▸ **REQUIRED WORK**
Which lines in the records below contain the word "tiempo"? Copy each one out.

== EXTRACTED DATA

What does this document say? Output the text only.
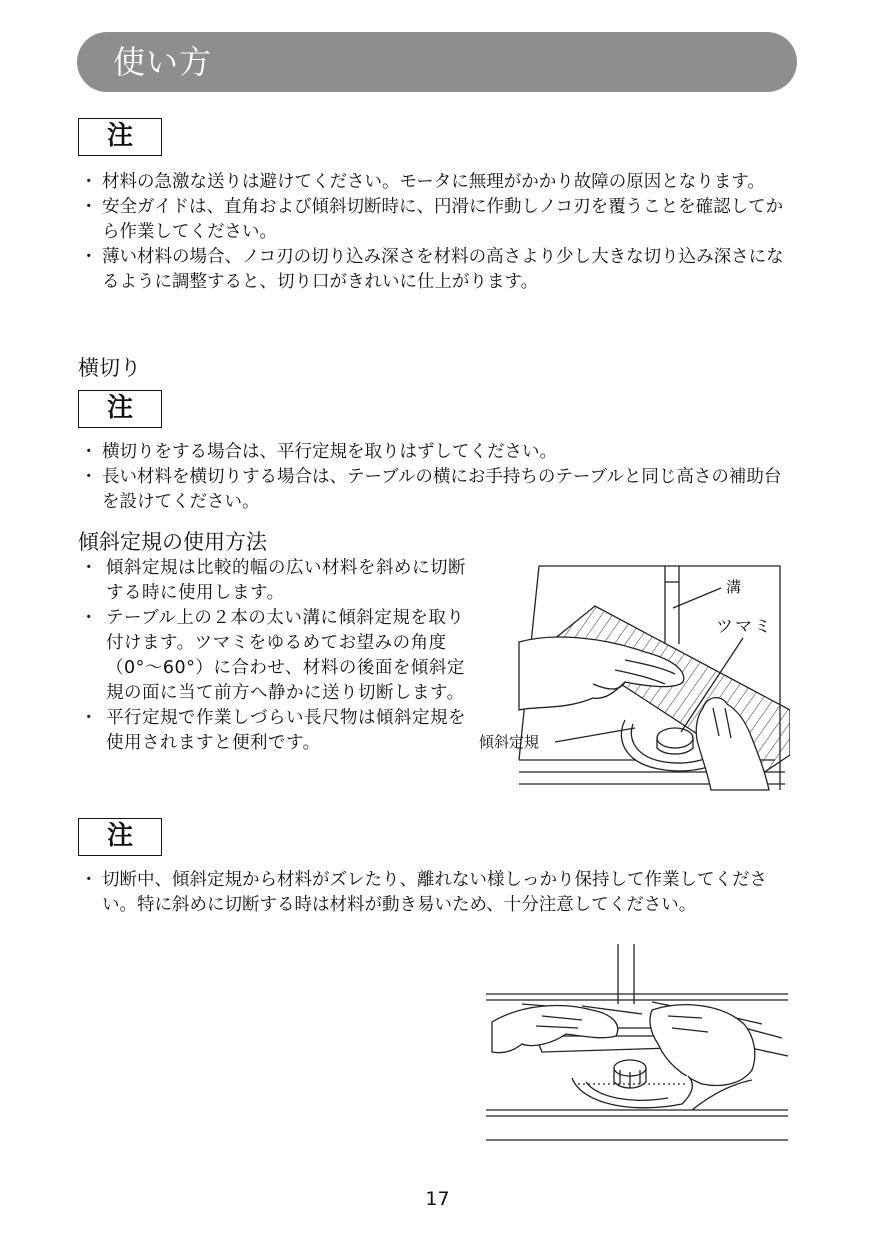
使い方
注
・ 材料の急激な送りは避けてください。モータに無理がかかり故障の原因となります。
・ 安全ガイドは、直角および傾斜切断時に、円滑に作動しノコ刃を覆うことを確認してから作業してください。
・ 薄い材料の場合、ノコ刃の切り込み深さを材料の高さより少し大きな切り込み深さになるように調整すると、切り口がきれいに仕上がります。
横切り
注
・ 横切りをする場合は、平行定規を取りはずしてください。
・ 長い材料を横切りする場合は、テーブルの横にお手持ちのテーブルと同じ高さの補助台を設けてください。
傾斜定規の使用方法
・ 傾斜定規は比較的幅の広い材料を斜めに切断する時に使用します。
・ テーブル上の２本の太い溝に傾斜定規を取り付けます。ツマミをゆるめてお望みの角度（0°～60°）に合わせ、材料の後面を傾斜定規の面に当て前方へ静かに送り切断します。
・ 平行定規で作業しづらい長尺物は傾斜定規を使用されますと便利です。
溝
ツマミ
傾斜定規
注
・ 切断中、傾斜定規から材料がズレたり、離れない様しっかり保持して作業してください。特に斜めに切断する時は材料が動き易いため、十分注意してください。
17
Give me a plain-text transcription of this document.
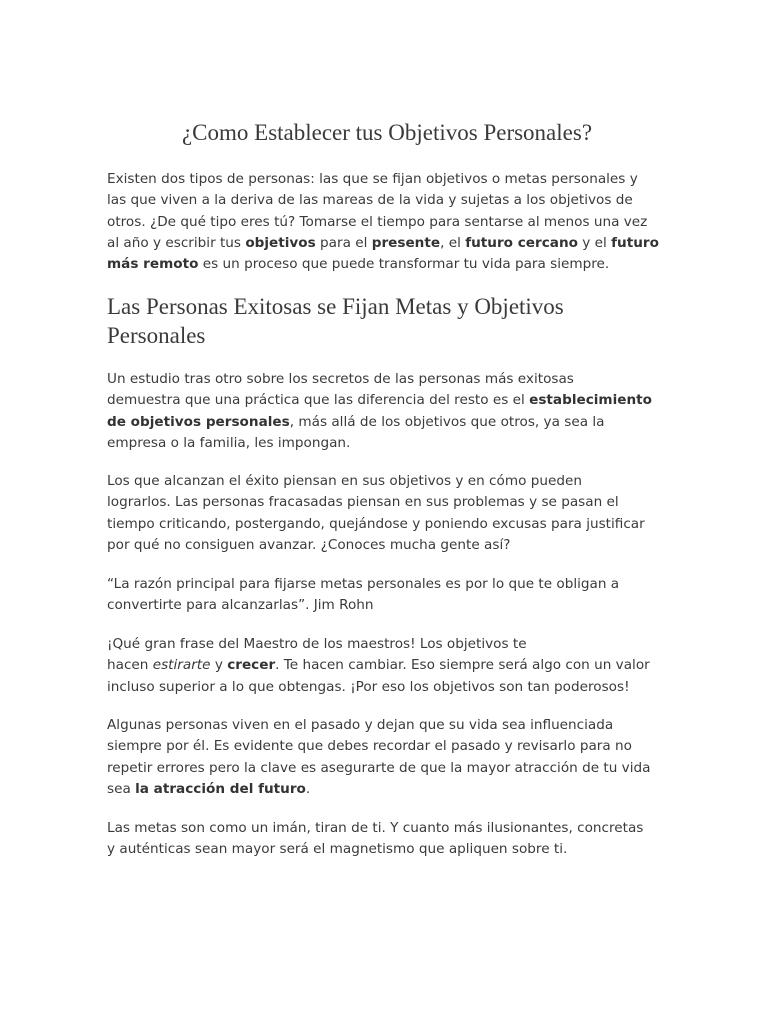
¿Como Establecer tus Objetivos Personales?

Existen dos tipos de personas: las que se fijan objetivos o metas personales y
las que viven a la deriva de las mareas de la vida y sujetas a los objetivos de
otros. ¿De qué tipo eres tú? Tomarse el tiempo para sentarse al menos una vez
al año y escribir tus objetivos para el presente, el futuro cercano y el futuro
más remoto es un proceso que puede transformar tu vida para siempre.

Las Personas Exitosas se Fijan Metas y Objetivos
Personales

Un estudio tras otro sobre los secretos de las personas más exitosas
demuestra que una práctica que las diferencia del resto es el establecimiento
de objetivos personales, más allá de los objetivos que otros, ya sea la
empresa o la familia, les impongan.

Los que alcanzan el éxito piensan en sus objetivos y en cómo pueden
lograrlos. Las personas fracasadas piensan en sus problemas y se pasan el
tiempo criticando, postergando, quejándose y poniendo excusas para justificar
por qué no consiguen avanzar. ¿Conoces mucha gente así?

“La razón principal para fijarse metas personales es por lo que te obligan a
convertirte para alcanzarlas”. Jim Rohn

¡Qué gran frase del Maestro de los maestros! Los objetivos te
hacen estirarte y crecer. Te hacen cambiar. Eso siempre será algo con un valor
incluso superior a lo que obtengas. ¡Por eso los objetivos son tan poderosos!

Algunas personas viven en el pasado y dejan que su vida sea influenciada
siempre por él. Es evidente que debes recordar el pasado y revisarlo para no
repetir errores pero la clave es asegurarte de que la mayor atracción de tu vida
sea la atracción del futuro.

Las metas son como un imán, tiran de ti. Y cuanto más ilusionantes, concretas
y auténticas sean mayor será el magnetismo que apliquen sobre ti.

====
== EXTRACTED DATA

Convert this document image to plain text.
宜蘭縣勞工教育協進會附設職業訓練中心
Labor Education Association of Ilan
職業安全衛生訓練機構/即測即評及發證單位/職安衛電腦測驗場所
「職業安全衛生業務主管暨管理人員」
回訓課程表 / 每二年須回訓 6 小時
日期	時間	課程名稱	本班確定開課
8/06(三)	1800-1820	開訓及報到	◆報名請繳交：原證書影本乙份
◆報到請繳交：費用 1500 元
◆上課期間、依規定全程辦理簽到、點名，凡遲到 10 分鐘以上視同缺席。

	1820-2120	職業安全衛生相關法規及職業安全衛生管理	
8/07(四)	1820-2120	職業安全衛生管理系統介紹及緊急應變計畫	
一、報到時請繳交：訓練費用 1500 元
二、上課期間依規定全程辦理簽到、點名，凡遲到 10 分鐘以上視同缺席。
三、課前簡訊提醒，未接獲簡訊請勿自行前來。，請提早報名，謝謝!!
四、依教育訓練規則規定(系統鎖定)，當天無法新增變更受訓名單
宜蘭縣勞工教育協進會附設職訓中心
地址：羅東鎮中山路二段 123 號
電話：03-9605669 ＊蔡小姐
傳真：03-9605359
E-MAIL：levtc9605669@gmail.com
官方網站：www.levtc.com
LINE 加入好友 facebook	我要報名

====

▸ **EXPECTED ANSWER**
otros. ¿De qué tipo eres tú? Tomarse el tiempo para sentarse al menos una vez
tiempo criticando, postergando, quejándose y poniendo excusas para justificar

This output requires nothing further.